(Dataset records)
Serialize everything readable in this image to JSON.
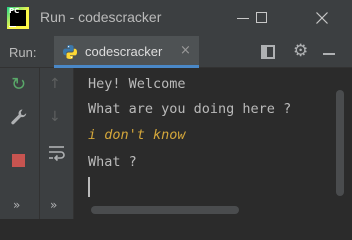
{
  "window": {
    "title": "Run - codescracker",
    "app_logo_text": "PC",
    "close_glyph": "✕"
  },
  "run_bar": {
    "label": "Run:",
    "tab": {
      "label": "codescracker",
      "close_glyph": "×",
      "icon": "python-icon"
    },
    "icons": [
      "layout-icon",
      "gear-icon",
      "minimize-icon"
    ]
  },
  "toolbar_left": {
    "icons": [
      "rerun-icon",
      "wrench-icon",
      "stop-icon",
      "more-icon"
    ],
    "rerun_glyph": "↻",
    "wrench_glyph": "🔧",
    "more_glyph": "»"
  },
  "toolbar_right": {
    "icons": [
      "scroll-up-icon",
      "scroll-down-icon",
      "soft-wrap-icon",
      "more-icon"
    ],
    "up_glyph": "↑",
    "down_glyph": "↓",
    "wrap_glyph": "⇆",
    "more_glyph": "»"
  },
  "console": {
    "lines": [
      {
        "text": "Hey! Welcome",
        "kind": "output"
      },
      {
        "text": "What are you doing here ?",
        "kind": "output"
      },
      {
        "text": "i don't know",
        "kind": "input"
      },
      {
        "text": "What ?",
        "kind": "output"
      }
    ],
    "input_color": "#d4a73b",
    "output_color": "#bababa"
  },
  "colors": {
    "panel_bg": "#3c3f41",
    "console_bg": "#2b2b2b",
    "tab_accent": "#4a88c7",
    "rerun_green": "#59a869",
    "stop_red": "#c75450"
  }
}
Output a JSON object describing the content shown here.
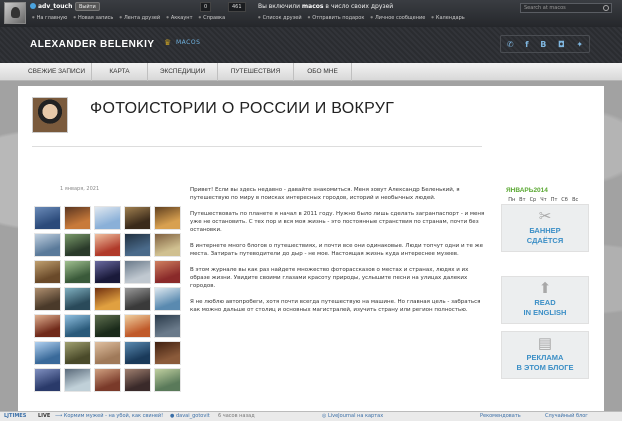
{
  "ljbar": {
    "username": "adv_touch",
    "logout_label": "Выйти",
    "count1": "0",
    "count2": "461",
    "links": [
      "На главную",
      "Новая запись",
      "Лента друзей",
      "Аккаунт",
      "Справка"
    ],
    "friends_pre": "Вы включили",
    "friends_user": "macos",
    "friends_post": "в число своих друзей",
    "links2": [
      "Список друзей",
      "Отправить подарок",
      "Личное сообщение",
      "Календарь"
    ],
    "search_placeholder": "Search at macos"
  },
  "header": {
    "title": "ALEXANDER BELENKIY",
    "site": "MACOS",
    "social": [
      "✆",
      "f",
      "B",
      "◘",
      "✦"
    ]
  },
  "nav": {
    "tabs": [
      "СВЕЖИЕ ЗАПИСИ",
      "КАРТА",
      "ЭКСПЕДИЦИИ",
      "ПУТЕШЕСТВИЯ",
      "ОБО МНЕ"
    ]
  },
  "post": {
    "title": "ФОТОИСТОРИИ О РОССИИ И ВОКРУГ",
    "date": "1 января, 2021",
    "paragraphs": [
      "Привет! Если вы здесь недавно - давайте знакомиться. Меня зовут Александр Беленький, я путешествую по миру в поисках интересных городов, историй и необычных людей.",
      "Путешествовать по планете я начал  в 2011 году. Нужно было лишь сделать загранпаспорт - и меня уже не остановить. С тех пор и вся моя жизнь - это постоянные странствия по странам, почти без остановки.",
      "В интернете много блогов о путешествиях, и почти все они одинаковые. Люди топчут одни и те же места. Затирать путеводители до дыр - не мое. Настоящая жизнь куда интереснее музеев.",
      "В этом журнале вы как раз найдете множество фоторассказов о местах и странах, людях и их образе жизни. Увидите своими глазами красоту природы, услышите песни на улицах далеких городов.",
      "Я не люблю автопробеги, хотя почти всегда путешествую на машине. Но главная цель - забраться как можно дальше от столиц и основных магистралей, изучить страну или регион полностью."
    ]
  },
  "calendar": {
    "month": "ЯНВАРЬ2014",
    "weekdays": [
      "Пн",
      "Вт",
      "Ср",
      "Чт",
      "Пт",
      "Сб",
      "Вс"
    ],
    "rows": [
      [
        "",
        "",
        "1",
        "2",
        "3",
        "4",
        "5"
      ],
      [
        "6",
        "7",
        "8",
        "9",
        "10",
        "11",
        "12"
      ],
      [
        "13",
        "14",
        "15",
        "16",
        "17",
        "18",
        "19"
      ],
      [
        "20",
        "21",
        "22",
        "23",
        "24",
        "25",
        "26"
      ],
      [
        "27",
        "28",
        "29",
        "30",
        "31",
        "",
        ""
      ]
    ],
    "linked_days": [
      "1",
      "2",
      "3",
      "4",
      "5",
      "6",
      "7",
      "8",
      "9",
      "10",
      "11",
      "12",
      "13",
      "14",
      "15",
      "16",
      "17"
    ]
  },
  "banners": [
    {
      "icon": "scissors-icon",
      "line1": "БАННЕР",
      "line2": "СДАЁТСЯ"
    },
    {
      "icon": "arrow-icon",
      "line1": "READ",
      "line2": "IN ENGLISH"
    },
    {
      "icon": "document-icon",
      "line1": "РЕКЛАМА",
      "line2": "В ЭТОМ БЛОГЕ"
    }
  ],
  "bottombar": {
    "logo": "LJTIMES",
    "live": "LIVE",
    "headline": "Кормим мужей - на убой, как свиней!",
    "user": "davai_gotovit",
    "time": "6 часов назад",
    "map": "LiveJournal на картах",
    "recommend": "Рекомендовать",
    "random": "Случайный блог"
  },
  "colors": {
    "accent_blue": "#3c8fc6",
    "calendar_green": "#5aa832",
    "bar_dark": "#2a2c30"
  }
}
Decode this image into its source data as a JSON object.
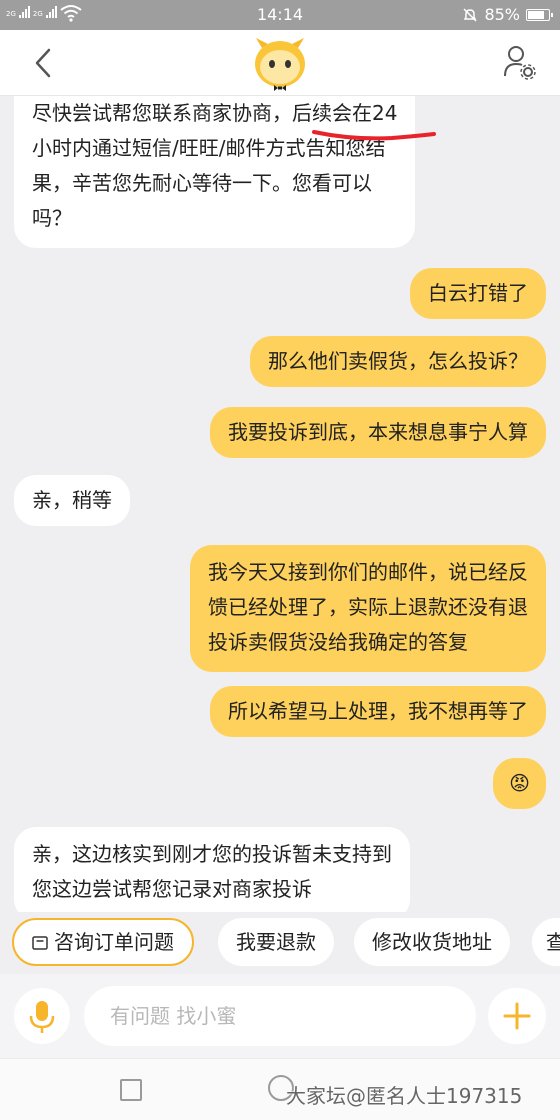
{
  "status_bar": {
    "sig1": "2G",
    "sig2": "2G",
    "time": "14:14",
    "battery": "85%",
    "battery_level": 0.85
  },
  "chat": {
    "messages": [
      {
        "side": "in",
        "lines": [
          "尽快尝试帮您联系商家协商，后续会在24",
          "小时内通过短信/旺旺/邮件方式告知您结",
          "果，辛苦您先耐心等待一下。您看可以",
          "吗？"
        ]
      },
      {
        "side": "out",
        "lines": [
          "白云打错了"
        ]
      },
      {
        "side": "out",
        "lines": [
          "那么他们卖假货，怎么投诉？"
        ]
      },
      {
        "side": "out",
        "lines": [
          "我要投诉到底，本来想息事宁人算"
        ]
      },
      {
        "side": "in",
        "lines": [
          "亲，稍等"
        ]
      },
      {
        "side": "out",
        "lines": [
          "我今天又接到你们的邮件，说已经反",
          "馈已经处理了，实际上退款还没有退",
          "投诉卖假货没给我确定的答复"
        ]
      },
      {
        "side": "out",
        "lines": [
          "所以希望马上处理，我不想再等了"
        ]
      },
      {
        "side": "out",
        "lines": [
          "😡"
        ]
      },
      {
        "side": "in",
        "lines": [
          "亲，这边核实到刚才您的投诉暂未支持到",
          "您这边尝试帮您记录对商家投诉"
        ]
      }
    ]
  },
  "quick_replies": [
    "咨询订单问题",
    "我要退款",
    "修改收货地址",
    "查"
  ],
  "input": {
    "placeholder": "有问题 找小蜜"
  },
  "watermark": "大家坛@匿名人士197315",
  "colors": {
    "accent": "#fed15c",
    "chip_border": "#f6b52b",
    "annotation": "#e8232a",
    "mic": "#f6b52b",
    "plus": "#f6b52b"
  },
  "icons": [
    "back-arrow-icon",
    "assistant-logo-icon",
    "profile-settings-icon",
    "mic-icon",
    "plus-icon",
    "order-icon",
    "home-square-icon",
    "home-circle-icon",
    "wifi-icon",
    "mute-icon",
    "battery-icon"
  ]
}
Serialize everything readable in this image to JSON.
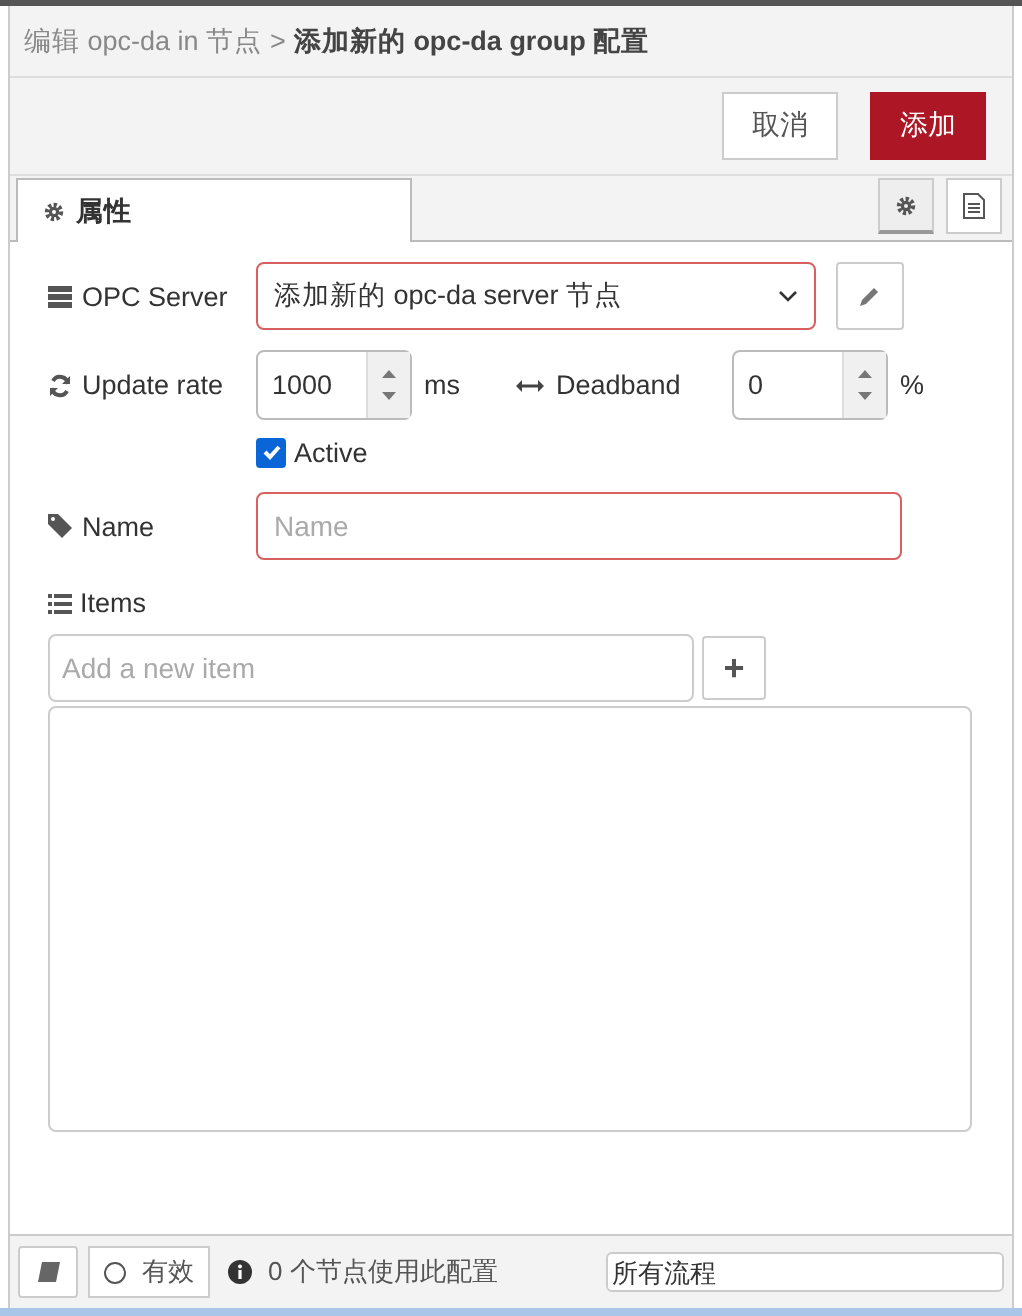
{
  "breadcrumb": {
    "parent": "编辑 opc-da in 节点",
    "separator": ">",
    "current": "添加新的 opc-da group 配置"
  },
  "buttons": [
    {
      "label": "取消",
      "kind": "secondary"
    },
    {
      "label": "添加",
      "kind": "primary"
    }
  ],
  "tabs": [
    {
      "label": "属性",
      "selected": true
    }
  ],
  "form": {
    "server": {
      "label": "OPC Server",
      "value": "添加新的 opc-da server 节点",
      "invalid": true
    },
    "update_rate": {
      "label": "Update rate",
      "value": "1000",
      "unit": "ms"
    },
    "deadband": {
      "label": "Deadband",
      "value": "0",
      "unit": "%"
    },
    "active": {
      "label": "Active",
      "checked": true
    },
    "name": {
      "label": "Name",
      "placeholder": "Name",
      "invalid": true
    },
    "items": {
      "label": "Items",
      "placeholder": "Add a new item",
      "add": "+"
    }
  },
  "footer": {
    "enabled": {
      "label": "有效",
      "on": false
    },
    "usage": "0 个节点使用此配置",
    "scope": "所有流程"
  }
}
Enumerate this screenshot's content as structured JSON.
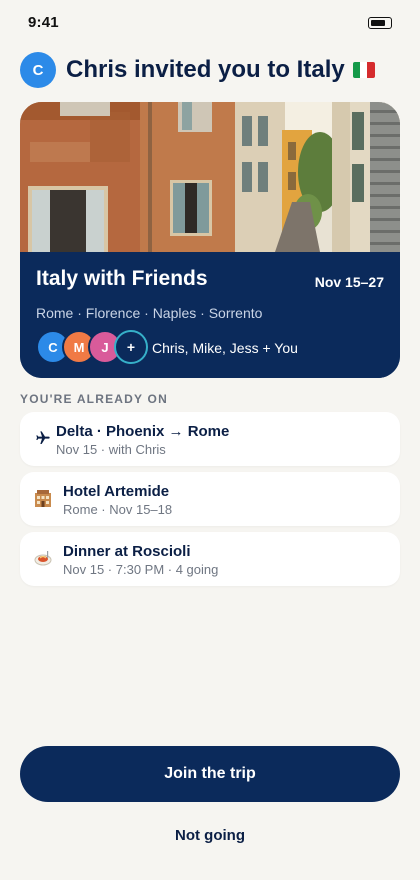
{
  "status_bar": {
    "time": "9:41",
    "battery_level": 0.85
  },
  "header": {
    "avatar_initial": "C",
    "title": "Chris invited you to Italy",
    "flag_icon": "italy-flag"
  },
  "trip": {
    "name": "Italy with Friends",
    "dates": "Nov 15–27",
    "cities": "Rome · Florence · Naples · Sorrento",
    "members_text": "Chris, Mike, Jess + You",
    "member_avatars": [
      {
        "initial": "C",
        "color": "#2c8ae8"
      },
      {
        "initial": "M",
        "color": "#f07a45"
      },
      {
        "initial": "J",
        "color": "#d95b9a"
      }
    ],
    "add_member_glyph": "+"
  },
  "section_label": "YOU'RE ALREADY ON",
  "bookings": [
    {
      "icon": "airplane-icon",
      "title": "Delta · Phoenix → Rome",
      "subtitle": "Nov 15 · with Chris"
    },
    {
      "icon": "hotel-icon",
      "title": "Hotel Artemide",
      "subtitle": "Rome · Nov 15–18"
    },
    {
      "icon": "restaurant-icon",
      "title": "Dinner at Roscioli",
      "subtitle": "Nov 15 · 7:30 PM · 4 going"
    }
  ],
  "actions": {
    "join_label": "Join the trip",
    "decline_label": "Not going"
  },
  "colors": {
    "primary": "#0b2a5b",
    "background": "#f6f5f1",
    "accent_ring": "#36b0c9"
  }
}
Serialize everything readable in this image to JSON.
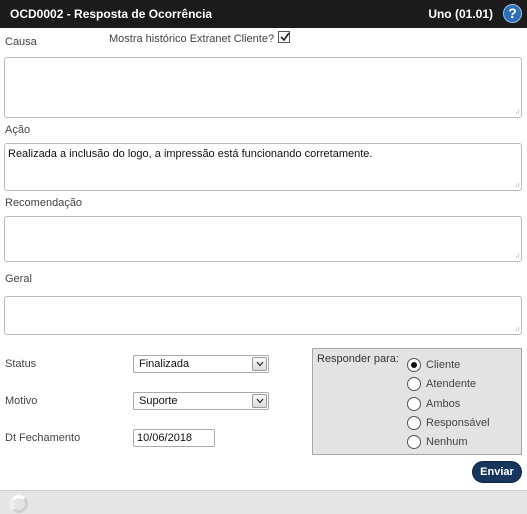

→ **The exercise**
Where a line in the entries holds the word "друзей", copy that line.

→ **The result**
      "Лента друзей",
    "friends_post": "в число своих друзей",
      "Список друзей",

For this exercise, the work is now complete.